** Start **

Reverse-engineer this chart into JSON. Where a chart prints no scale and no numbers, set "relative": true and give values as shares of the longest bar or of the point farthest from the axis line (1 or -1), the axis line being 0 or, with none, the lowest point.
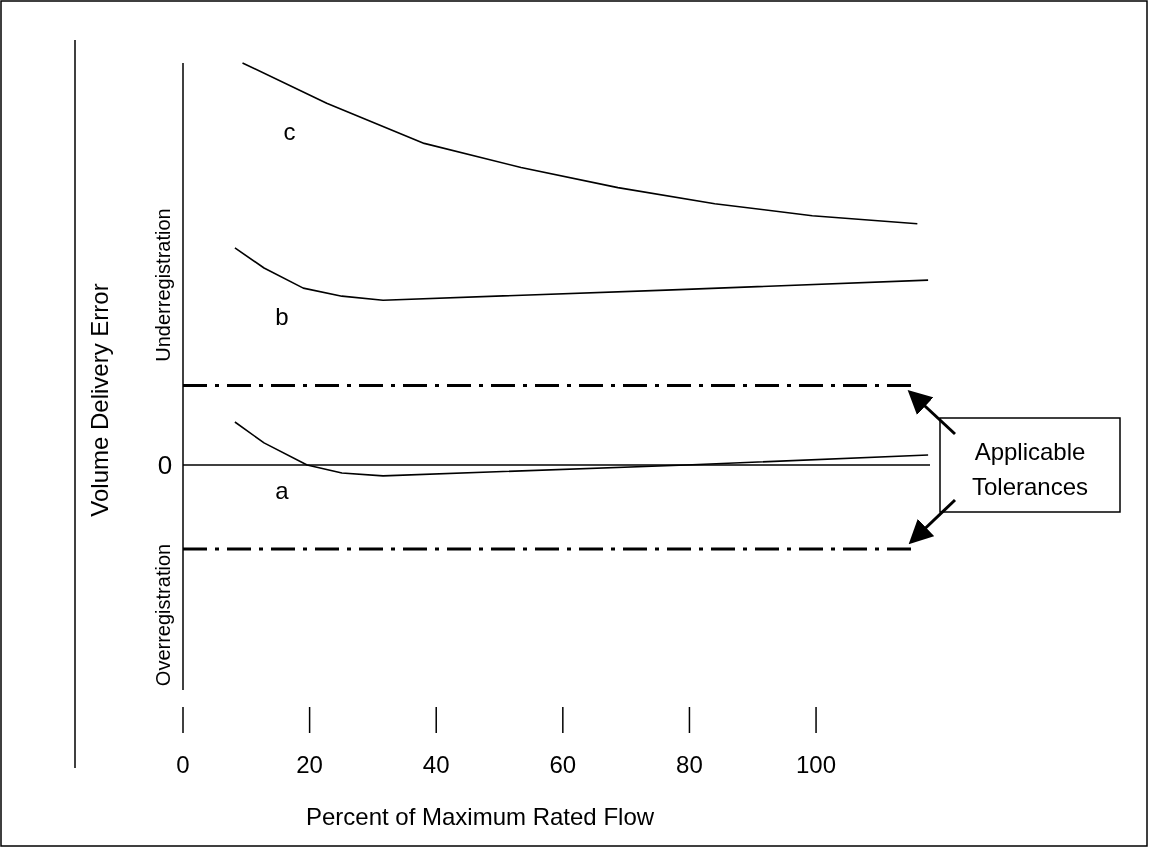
{
  "chart_data": {
    "type": "line",
    "relative": true,
    "xlabel": "Percent of Maximum Rated Flow",
    "ylabel": "Volume Delivery Error",
    "xlim": [
      0,
      118
    ],
    "xticks": [
      0,
      20,
      40,
      60,
      80,
      100
    ],
    "grid": false,
    "legend": false,
    "marker": "none",
    "line_style": "solid",
    "series": [
      {
        "name": "c",
        "color": "#000000",
        "x": [
          9.4,
          22.7,
          38.1,
          53.4,
          68.7,
          84,
          99.4,
          116
        ],
        "values": [
          1,
          0.9,
          0.8,
          0.74,
          0.69,
          0.65,
          0.62,
          0.6
        ]
      },
      {
        "name": "b",
        "color": "#000000",
        "x": [
          8.2,
          12.8,
          19,
          25.1,
          31.6,
          76.3,
          117.7
        ],
        "values": [
          0.54,
          0.49,
          0.44,
          0.42,
          0.41,
          0.435,
          0.46
        ]
      },
      {
        "name": "a",
        "color": "#000000",
        "x": [
          8.2,
          12.8,
          19.6,
          25.1,
          31.6,
          79.5,
          117.7
        ],
        "values": [
          0.107,
          0.055,
          0,
          -0.02,
          -0.027,
          0,
          0.025
        ]
      }
    ],
    "ref_lines": [
      {
        "axis": "y",
        "value": 0,
        "label": "0",
        "color": "#000000",
        "line_style": "solid"
      },
      {
        "axis": "y",
        "value": 0.198,
        "color": "#000000",
        "line_style": "dashdot"
      },
      {
        "axis": "y",
        "value": -0.209,
        "color": "#000000",
        "line_style": "dashdot"
      }
    ],
    "annotations": [
      "Underregistration",
      "Overregistration",
      "Applicable Tolerances"
    ]
  }
}
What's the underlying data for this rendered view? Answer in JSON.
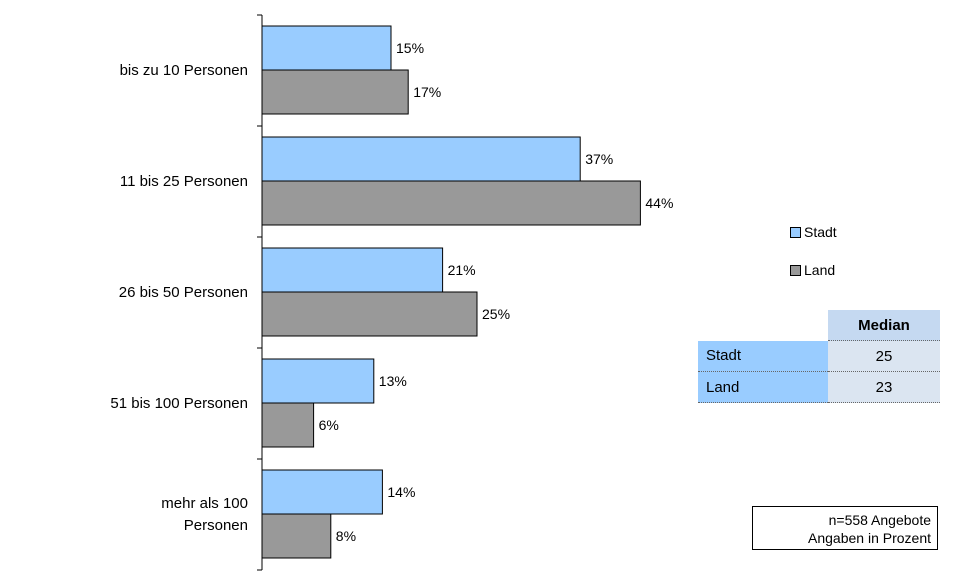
{
  "chart_data": {
    "type": "bar",
    "orientation": "horizontal",
    "categories": [
      [
        "bis zu 10 Personen"
      ],
      [
        "11 bis 25 Personen"
      ],
      [
        "26 bis 50 Personen"
      ],
      [
        "51 bis 100 Personen"
      ],
      [
        "mehr als 100",
        "Personen"
      ]
    ],
    "series": [
      {
        "name": "Stadt",
        "values": [
          15,
          37,
          21,
          13,
          14
        ],
        "labels": [
          "15%",
          "37%",
          "21%",
          "13%",
          "14%"
        ],
        "color": "#99ccff"
      },
      {
        "name": "Land",
        "values": [
          17,
          44,
          25,
          6,
          8
        ],
        "labels": [
          "17%",
          "44%",
          "25%",
          "6%",
          "8%"
        ],
        "color": "#999999"
      }
    ],
    "xlim": [
      0,
      100
    ],
    "grid": false,
    "legend_position": "right"
  },
  "legend": {
    "items": [
      {
        "name": "Stadt",
        "color": "#99ccff"
      },
      {
        "name": "Land",
        "color": "#999999"
      }
    ]
  },
  "median_table": {
    "header": "Median",
    "rows": [
      {
        "name": "Stadt",
        "value": "25"
      },
      {
        "name": "Land",
        "value": "23"
      }
    ]
  },
  "note": {
    "line1": "n=558 Angebote",
    "line2": "Angaben in Prozent"
  }
}
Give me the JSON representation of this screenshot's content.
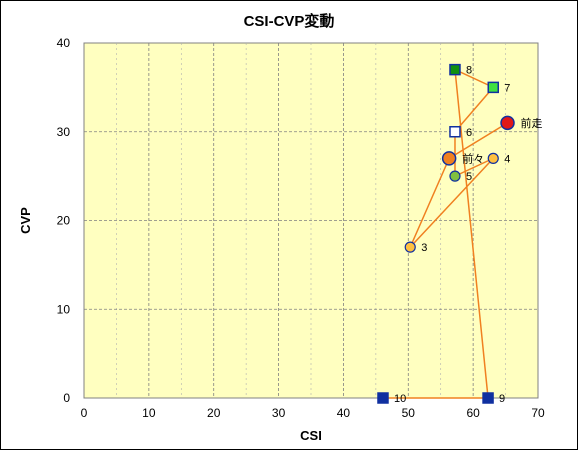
{
  "chart_data": {
    "type": "scatter",
    "title": "CSI-CVP変動",
    "xlabel": "CSI",
    "ylabel": "CVP",
    "xlim": [
      0,
      70
    ],
    "ylim": [
      0,
      40
    ],
    "x_ticks": [
      0,
      10,
      20,
      30,
      40,
      50,
      60,
      70
    ],
    "y_ticks": [
      0,
      10,
      20,
      30,
      40
    ],
    "grid": true,
    "colors": {
      "plot_background": "#ffffc0",
      "line": "#f08020",
      "grid": "#808080"
    },
    "points": [
      {
        "label": "前走",
        "x": 65.3,
        "y": 31,
        "marker": "circle-large",
        "fill": "#e01818"
      },
      {
        "label": "前々",
        "x": 56.3,
        "y": 27,
        "marker": "circle-large",
        "fill": "#f08020"
      },
      {
        "label": "3",
        "x": 50.3,
        "y": 17,
        "marker": "circle",
        "fill": "#ffc040"
      },
      {
        "label": "4",
        "x": 63.1,
        "y": 27,
        "marker": "circle",
        "fill": "#ffc040"
      },
      {
        "label": "5",
        "x": 57.2,
        "y": 25,
        "marker": "circle",
        "fill": "#80c040"
      },
      {
        "label": "6",
        "x": 57.2,
        "y": 30,
        "marker": "square",
        "fill": "#ffffff"
      },
      {
        "label": "7",
        "x": 63.1,
        "y": 35,
        "marker": "square",
        "fill": "#40e040"
      },
      {
        "label": "8",
        "x": 57.2,
        "y": 37,
        "marker": "square",
        "fill": "#109010"
      },
      {
        "label": "9",
        "x": 62.3,
        "y": 0,
        "marker": "square",
        "fill": "#1030a0"
      },
      {
        "label": "10",
        "x": 46.1,
        "y": 0,
        "marker": "square",
        "fill": "#1030a0"
      }
    ]
  }
}
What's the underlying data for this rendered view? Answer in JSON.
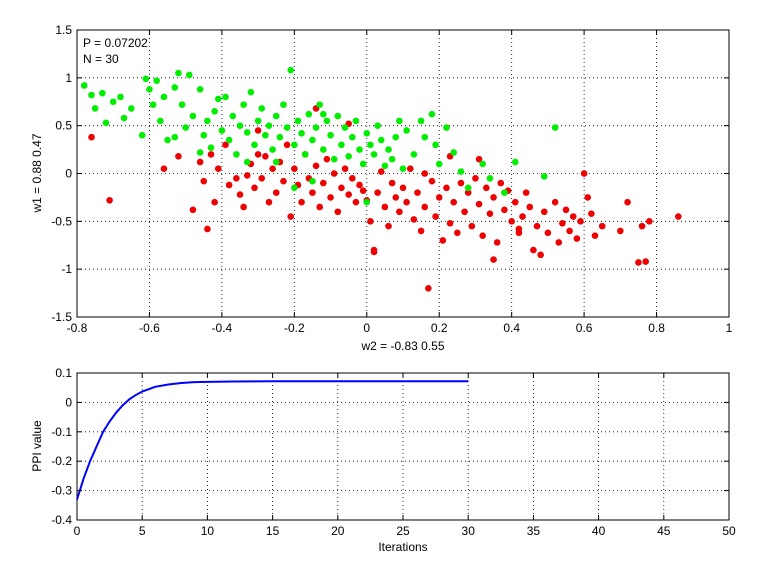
{
  "colors": {
    "background": "#ffffff",
    "axis": "#000000",
    "grid": "#000000",
    "green_points": "#00ee00",
    "red_points": "#ee0000",
    "line": "#0000ff"
  },
  "chart_data": [
    {
      "type": "scatter",
      "xlabel": "w2 = -0.83  0.55",
      "ylabel": "w1 = 0.88  0.47",
      "xlim": [
        -0.8,
        1
      ],
      "ylim": [
        -1.5,
        1.5
      ],
      "xticks": [
        -0.8,
        -0.6,
        -0.4,
        -0.2,
        0,
        0.2,
        0.4,
        0.6,
        0.8,
        1
      ],
      "xtick_labels": [
        "-0.8",
        "-0.6",
        "-0.4",
        "-0.2",
        "0",
        "0.2",
        "0.4",
        "0.6",
        "0.8",
        "1"
      ],
      "yticks": [
        -1.5,
        -1,
        -0.5,
        0,
        0.5,
        1,
        1.5
      ],
      "ytick_labels": [
        "-1.5",
        "-1",
        "-0.5",
        "0",
        "0.5",
        "1",
        "1.5"
      ],
      "grid": true,
      "annotations": [
        "P = 0.07202",
        "N = 30"
      ],
      "series": [
        {
          "color": "#00ee00",
          "points": [
            [
              -0.78,
              0.92
            ],
            [
              -0.76,
              0.82
            ],
            [
              -0.75,
              0.68
            ],
            [
              -0.73,
              0.84
            ],
            [
              -0.72,
              0.53
            ],
            [
              -0.7,
              0.75
            ],
            [
              -0.68,
              0.8
            ],
            [
              -0.67,
              0.58
            ],
            [
              -0.65,
              0.68
            ],
            [
              -0.62,
              0.4
            ],
            [
              -0.61,
              0.99
            ],
            [
              -0.6,
              0.88
            ],
            [
              -0.59,
              0.72
            ],
            [
              -0.58,
              0.97
            ],
            [
              -0.57,
              0.55
            ],
            [
              -0.56,
              0.8
            ],
            [
              -0.55,
              0.35
            ],
            [
              -0.53,
              0.9
            ],
            [
              -0.52,
              1.05
            ],
            [
              -0.51,
              0.72
            ],
            [
              -0.5,
              0.48
            ],
            [
              -0.49,
              1.03
            ],
            [
              -0.48,
              0.6
            ],
            [
              -0.46,
              0.88
            ],
            [
              -0.45,
              0.4
            ],
            [
              -0.44,
              0.55
            ],
            [
              -0.43,
              0.27
            ],
            [
              -0.42,
              0.65
            ],
            [
              -0.41,
              0.78
            ],
            [
              -0.4,
              0.45
            ],
            [
              -0.39,
              0.8
            ],
            [
              -0.38,
              0.35
            ],
            [
              -0.37,
              0.6
            ],
            [
              -0.36,
              0.2
            ],
            [
              -0.35,
              0.5
            ],
            [
              -0.34,
              0.72
            ],
            [
              -0.33,
              0.43
            ],
            [
              -0.32,
              0.85
            ],
            [
              -0.31,
              0.3
            ],
            [
              -0.3,
              0.55
            ],
            [
              -0.29,
              0.68
            ],
            [
              -0.28,
              0.4
            ],
            [
              -0.27,
              0.5
            ],
            [
              -0.26,
              0.25
            ],
            [
              -0.25,
              0.6
            ],
            [
              -0.24,
              0.38
            ],
            [
              -0.23,
              0.72
            ],
            [
              -0.22,
              0.48
            ],
            [
              -0.21,
              1.08
            ],
            [
              -0.2,
              0.3
            ],
            [
              -0.19,
              0.55
            ],
            [
              -0.18,
              0.42
            ],
            [
              -0.17,
              0.2
            ],
            [
              -0.16,
              0.62
            ],
            [
              -0.15,
              0.35
            ],
            [
              -0.14,
              0.48
            ],
            [
              -0.13,
              0.72
            ],
            [
              -0.12,
              0.25
            ],
            [
              -0.11,
              0.55
            ],
            [
              -0.1,
              0.4
            ],
            [
              -0.09,
              0.15
            ],
            [
              -0.08,
              0.6
            ],
            [
              -0.07,
              0.3
            ],
            [
              -0.06,
              0.48
            ],
            [
              -0.05,
              0.18
            ],
            [
              -0.04,
              0.38
            ],
            [
              -0.03,
              0.55
            ],
            [
              -0.02,
              0.25
            ],
            [
              -0.01,
              0.1
            ],
            [
              0.0,
              0.42
            ],
            [
              0.01,
              0.3
            ],
            [
              0.02,
              0.2
            ],
            [
              0.03,
              0.5
            ],
            [
              0.04,
              0.35
            ],
            [
              0.05,
              0.08
            ],
            [
              0.06,
              0.25
            ],
            [
              0.08,
              0.38
            ],
            [
              0.09,
              0.55
            ],
            [
              0.1,
              0.05
            ],
            [
              0.11,
              0.45
            ],
            [
              0.13,
              0.2
            ],
            [
              0.15,
              0.55
            ],
            [
              0.16,
              0.38
            ],
            [
              0.18,
              0.62
            ],
            [
              0.19,
              0.3
            ],
            [
              0.2,
              0.1
            ],
            [
              0.22,
              0.48
            ],
            [
              0.24,
              0.22
            ],
            [
              0.26,
              0.02
            ],
            [
              0.28,
              -0.15
            ],
            [
              0.32,
              0.1
            ],
            [
              0.34,
              -0.05
            ],
            [
              0.38,
              -0.2
            ],
            [
              0.41,
              0.12
            ],
            [
              0.49,
              -0.03
            ],
            [
              0.52,
              0.48
            ],
            [
              -0.2,
              -0.15
            ],
            [
              -0.15,
              -0.08
            ],
            [
              0.0,
              -0.3
            ],
            [
              -0.25,
              0.12
            ],
            [
              -0.33,
              0.12
            ],
            [
              -0.46,
              0.22
            ],
            [
              -0.53,
              0.38
            ],
            [
              -0.12,
              0.62
            ],
            [
              0.07,
              0.15
            ]
          ]
        },
        {
          "color": "#ee0000",
          "points": [
            [
              -0.76,
              0.38
            ],
            [
              -0.71,
              -0.28
            ],
            [
              -0.56,
              0.05
            ],
            [
              -0.52,
              0.18
            ],
            [
              -0.48,
              -0.38
            ],
            [
              -0.46,
              0.12
            ],
            [
              -0.45,
              -0.08
            ],
            [
              -0.44,
              -0.58
            ],
            [
              -0.43,
              0.2
            ],
            [
              -0.42,
              -0.3
            ],
            [
              -0.41,
              0.05
            ],
            [
              -0.39,
              0.3
            ],
            [
              -0.38,
              -0.12
            ],
            [
              -0.36,
              -0.05
            ],
            [
              -0.35,
              -0.22
            ],
            [
              -0.34,
              -0.35
            ],
            [
              -0.33,
              -0.02
            ],
            [
              -0.32,
              0.1
            ],
            [
              -0.31,
              -0.15
            ],
            [
              -0.3,
              0.45
            ],
            [
              -0.29,
              -0.05
            ],
            [
              -0.28,
              0.18
            ],
            [
              -0.27,
              -0.3
            ],
            [
              -0.26,
              0.05
            ],
            [
              -0.25,
              -0.2
            ],
            [
              -0.24,
              0.12
            ],
            [
              -0.23,
              -0.08
            ],
            [
              -0.22,
              0.3
            ],
            [
              -0.21,
              -0.45
            ],
            [
              -0.2,
              0.05
            ],
            [
              -0.19,
              -0.12
            ],
            [
              -0.18,
              -0.3
            ],
            [
              -0.17,
              0.2
            ],
            [
              -0.16,
              -0.05
            ],
            [
              -0.15,
              -0.2
            ],
            [
              -0.14,
              0.08
            ],
            [
              -0.13,
              -0.35
            ],
            [
              -0.12,
              -0.1
            ],
            [
              -0.11,
              0.15
            ],
            [
              -0.1,
              -0.25
            ],
            [
              -0.09,
              0.0
            ],
            [
              -0.08,
              -0.4
            ],
            [
              -0.07,
              -0.15
            ],
            [
              -0.06,
              0.05
            ],
            [
              -0.05,
              -0.22
            ],
            [
              -0.04,
              -0.05
            ],
            [
              -0.03,
              -0.3
            ],
            [
              -0.02,
              -0.12
            ],
            [
              -0.01,
              -0.18
            ],
            [
              0.0,
              -0.28
            ],
            [
              0.01,
              -0.5
            ],
            [
              0.02,
              -0.82
            ],
            [
              0.03,
              -0.2
            ],
            [
              0.04,
              0.02
            ],
            [
              0.05,
              -0.35
            ],
            [
              0.06,
              -0.55
            ],
            [
              0.07,
              -0.1
            ],
            [
              0.08,
              -0.25
            ],
            [
              0.09,
              -0.4
            ],
            [
              0.1,
              -0.15
            ],
            [
              0.11,
              -0.3
            ],
            [
              0.12,
              0.05
            ],
            [
              0.13,
              -0.48
            ],
            [
              0.14,
              -0.2
            ],
            [
              0.15,
              -0.6
            ],
            [
              0.16,
              -0.35
            ],
            [
              0.17,
              -1.2
            ],
            [
              0.18,
              -0.08
            ],
            [
              0.19,
              -0.45
            ],
            [
              0.2,
              -0.25
            ],
            [
              0.21,
              -0.7
            ],
            [
              0.22,
              -0.15
            ],
            [
              0.23,
              -0.52
            ],
            [
              0.24,
              -0.3
            ],
            [
              0.25,
              -0.62
            ],
            [
              0.26,
              -0.1
            ],
            [
              0.27,
              -0.4
            ],
            [
              0.28,
              -0.2
            ],
            [
              0.29,
              -0.55
            ],
            [
              0.3,
              -0.05
            ],
            [
              0.31,
              -0.32
            ],
            [
              0.32,
              -0.65
            ],
            [
              0.33,
              -0.15
            ],
            [
              0.34,
              -0.42
            ],
            [
              0.35,
              -0.25
            ],
            [
              0.36,
              -0.72
            ],
            [
              0.37,
              -0.1
            ],
            [
              0.38,
              -0.38
            ],
            [
              0.39,
              -0.18
            ],
            [
              0.4,
              -0.5
            ],
            [
              0.41,
              -0.3
            ],
            [
              0.42,
              -0.62
            ],
            [
              0.43,
              -0.45
            ],
            [
              0.44,
              -0.2
            ],
            [
              0.45,
              -0.35
            ],
            [
              0.46,
              -0.8
            ],
            [
              0.47,
              -0.55
            ],
            [
              0.48,
              -0.85
            ],
            [
              0.49,
              -0.4
            ],
            [
              0.5,
              -0.62
            ],
            [
              0.52,
              -0.3
            ],
            [
              0.53,
              -0.72
            ],
            [
              0.54,
              -0.52
            ],
            [
              0.55,
              -0.38
            ],
            [
              0.56,
              -0.6
            ],
            [
              0.57,
              -0.45
            ],
            [
              0.58,
              -0.68
            ],
            [
              0.59,
              -0.5
            ],
            [
              0.6,
              0.0
            ],
            [
              0.61,
              -0.25
            ],
            [
              0.62,
              -0.42
            ],
            [
              0.63,
              -0.65
            ],
            [
              0.65,
              -0.55
            ],
            [
              0.7,
              -0.6
            ],
            [
              0.72,
              -0.3
            ],
            [
              0.76,
              -0.55
            ],
            [
              0.77,
              -0.92
            ],
            [
              0.78,
              -0.5
            ],
            [
              0.86,
              -0.45
            ],
            [
              0.75,
              -0.93
            ],
            [
              -0.05,
              0.52
            ],
            [
              -0.14,
              0.68
            ],
            [
              0.16,
              0.0
            ],
            [
              0.23,
              0.18
            ],
            [
              0.31,
              0.15
            ],
            [
              0.35,
              -0.9
            ],
            [
              -0.3,
              0.2
            ],
            [
              0.02,
              -0.8
            ],
            [
              0.42,
              -0.58
            ]
          ]
        }
      ]
    },
    {
      "type": "line",
      "xlabel": "Iterations",
      "ylabel": "PPI value",
      "xlim": [
        0,
        50
      ],
      "ylim": [
        -0.4,
        0.1
      ],
      "xticks": [
        0,
        5,
        10,
        15,
        20,
        25,
        30,
        35,
        40,
        45,
        50
      ],
      "xtick_labels": [
        "0",
        "5",
        "10",
        "15",
        "20",
        "25",
        "30",
        "35",
        "40",
        "45",
        "50"
      ],
      "yticks": [
        -0.4,
        -0.3,
        -0.2,
        -0.1,
        0,
        0.1
      ],
      "ytick_labels": [
        "-0.4",
        "-0.3",
        "-0.2",
        "-0.1",
        "0",
        "0.1"
      ],
      "grid": true,
      "series": [
        {
          "color": "#0000ff",
          "x": [
            0,
            0.5,
            1,
            1.5,
            2,
            2.5,
            3,
            3.5,
            4,
            4.5,
            5,
            6,
            7,
            8,
            9,
            10,
            12,
            15,
            20,
            25,
            30
          ],
          "y": [
            -0.33,
            -0.26,
            -0.2,
            -0.15,
            -0.1,
            -0.065,
            -0.035,
            -0.01,
            0.01,
            0.025,
            0.037,
            0.053,
            0.061,
            0.066,
            0.069,
            0.07,
            0.071,
            0.072,
            0.072,
            0.072,
            0.072
          ]
        }
      ]
    }
  ]
}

** End **

### Written request
Using the listing above, say how many of its lines contain the string "grid", giving nothing but the figure.

### Correct answer
7